►
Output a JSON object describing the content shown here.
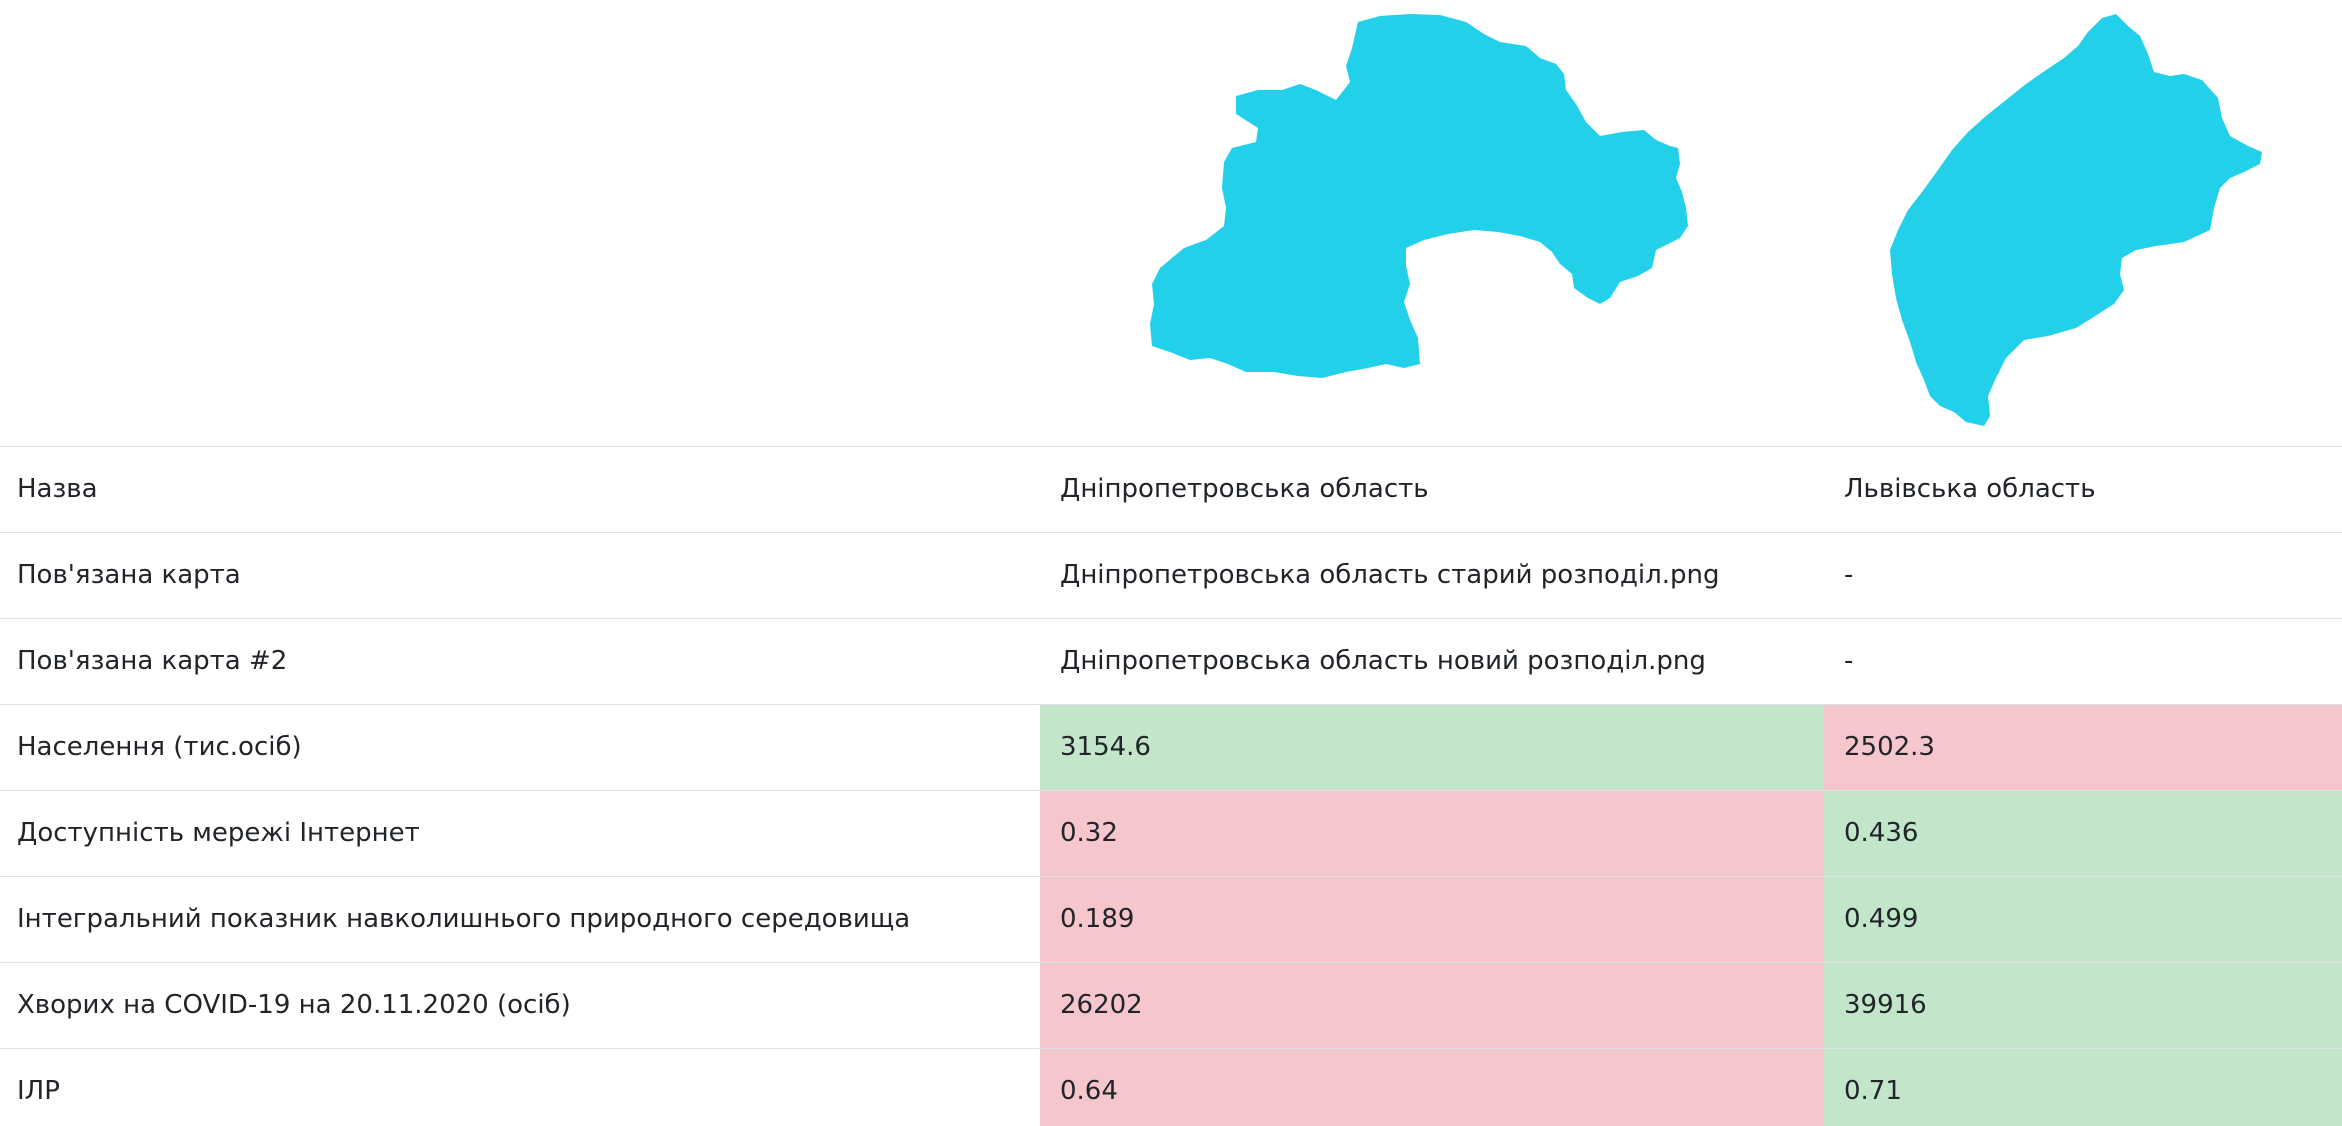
{
  "maps": [
    {
      "name": "Дніпропетровська область",
      "color": "#22d0ea",
      "icon": "region-shape-dnipropetrovsk"
    },
    {
      "name": "Львівська область",
      "color": "#22d0ea",
      "icon": "region-shape-lviv"
    }
  ],
  "colors": {
    "better": "#c3e6cb",
    "worse": "#f5c6cb",
    "border": "#dee2e6"
  },
  "table": {
    "rows": [
      {
        "label": "Назва",
        "a": "Дніпропетровська область",
        "b": "Львівська область",
        "a_status": "",
        "b_status": ""
      },
      {
        "label": "Пов'язана карта",
        "a": "Дніпропетровська область старий розподіл.png",
        "b": "-",
        "a_status": "",
        "b_status": ""
      },
      {
        "label": "Пов'язана карта #2",
        "a": "Дніпропетровська область новий розподіл.png",
        "b": "-",
        "a_status": "",
        "b_status": ""
      },
      {
        "label": "Населення (тис.осіб)",
        "a": "3154.6",
        "b": "2502.3",
        "a_status": "good",
        "b_status": "bad"
      },
      {
        "label": "Доступність мережі Інтернет",
        "a": "0.32",
        "b": "0.436",
        "a_status": "bad",
        "b_status": "good"
      },
      {
        "label": "Інтегральний показник навколишнього природного середовища",
        "a": "0.189",
        "b": "0.499",
        "a_status": "bad",
        "b_status": "good"
      },
      {
        "label": "Хворих на COVID-19 на 20.11.2020 (осіб)",
        "a": "26202",
        "b": "39916",
        "a_status": "bad",
        "b_status": "good"
      },
      {
        "label": "ІЛР",
        "a": "0.64",
        "b": "0.71",
        "a_status": "bad",
        "b_status": "good"
      }
    ]
  }
}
◄
* _EXERCISE_
Find how many lines in the material hold the word "label" and state that number alone.

* _ANSWER TO THIS TASK_
8